Can you write out all of the material below, word for word?
==============================
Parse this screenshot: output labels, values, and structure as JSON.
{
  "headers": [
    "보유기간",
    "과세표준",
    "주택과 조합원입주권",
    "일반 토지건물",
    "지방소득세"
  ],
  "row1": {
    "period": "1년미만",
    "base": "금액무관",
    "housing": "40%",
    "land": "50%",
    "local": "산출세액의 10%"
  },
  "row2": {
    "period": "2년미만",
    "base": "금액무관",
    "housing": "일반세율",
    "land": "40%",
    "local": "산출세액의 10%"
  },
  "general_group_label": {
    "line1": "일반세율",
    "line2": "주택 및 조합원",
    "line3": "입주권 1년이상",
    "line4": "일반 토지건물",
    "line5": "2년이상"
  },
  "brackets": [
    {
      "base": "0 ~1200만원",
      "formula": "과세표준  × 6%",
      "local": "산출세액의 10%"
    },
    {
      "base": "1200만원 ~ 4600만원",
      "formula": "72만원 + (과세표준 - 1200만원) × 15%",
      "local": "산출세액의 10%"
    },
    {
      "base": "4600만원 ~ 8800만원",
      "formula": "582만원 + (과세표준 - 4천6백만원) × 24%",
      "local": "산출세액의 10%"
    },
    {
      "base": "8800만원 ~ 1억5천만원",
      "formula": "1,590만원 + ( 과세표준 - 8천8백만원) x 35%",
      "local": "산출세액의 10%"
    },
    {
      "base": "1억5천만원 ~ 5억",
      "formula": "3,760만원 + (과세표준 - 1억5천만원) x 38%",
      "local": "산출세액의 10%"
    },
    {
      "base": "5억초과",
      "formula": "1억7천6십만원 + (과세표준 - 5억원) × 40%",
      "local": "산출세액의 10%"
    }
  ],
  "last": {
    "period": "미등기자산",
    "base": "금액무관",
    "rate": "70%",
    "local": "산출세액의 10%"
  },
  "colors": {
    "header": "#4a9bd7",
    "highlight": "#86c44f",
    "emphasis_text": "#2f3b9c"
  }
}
==============================
- Written response
Parse this screenshot: output labels, values, and structure as JSON.
{
  "headers": [
    "보유기간",
    "과세표준",
    "주택과 조합원입주권",
    "일반 토지건물",
    "지방소득세"
  ],
  "row1": {
    "period": "1년미만",
    "base": "금액무관",
    "housing": "40%",
    "land": "50%",
    "local": "산출세액의 10%"
  },
  "row2": {
    "period": "2년미만",
    "base": "금액무관",
    "housing": "일반세율",
    "land": "40%",
    "local": "산출세액의 10%"
  },
  "general_group_label": {
    "line1": "일반세율",
    "line2": "주택 및 조합원",
    "line3": "입주권 1년이상",
    "line4": "일반 토지건물",
    "line5": "2년이상"
  },
  "brackets": [
    {
      "base": "0 ~1200만원",
      "formula": "과세표준  × 6%",
      "local": "산출세액의 10%"
    },
    {
      "base": "1200만원 ~ 4600만원",
      "formula": "72만원 + (과세표준 - 1200만원) × 15%",
      "local": "산출세액의 10%"
    },
    {
      "base": "4600만원 ~ 8800만원",
      "formula": "582만원 + (과세표준 - 4천6백만원) × 24%",
      "local": "산출세액의 10%"
    },
    {
      "base": "8800만원 ~ 1억5천만원",
      "formula": "1,590만원 + ( 과세표준 - 8천8백만원) x 35%",
      "local": "산출세액의 10%"
    },
    {
      "base": "1억5천만원 ~ 5억",
      "formula": "3,760만원 + (과세표준 - 1억5천만원) x 38%",
      "local": "산출세액의 10%"
    },
    {
      "base": "5억초과",
      "formula": "1억7천6십만원 + (과세표준 - 5억원) × 40%",
      "local": "산출세액의 10%"
    }
  ],
  "last": {
    "period": "미등기자산",
    "base": "금액무관",
    "rate": "70%",
    "local": "산출세액의 10%"
  },
  "colors": {
    "header": "#4a9bd7",
    "highlight": "#86c44f",
    "emphasis_text": "#2f3b9c"
  }
}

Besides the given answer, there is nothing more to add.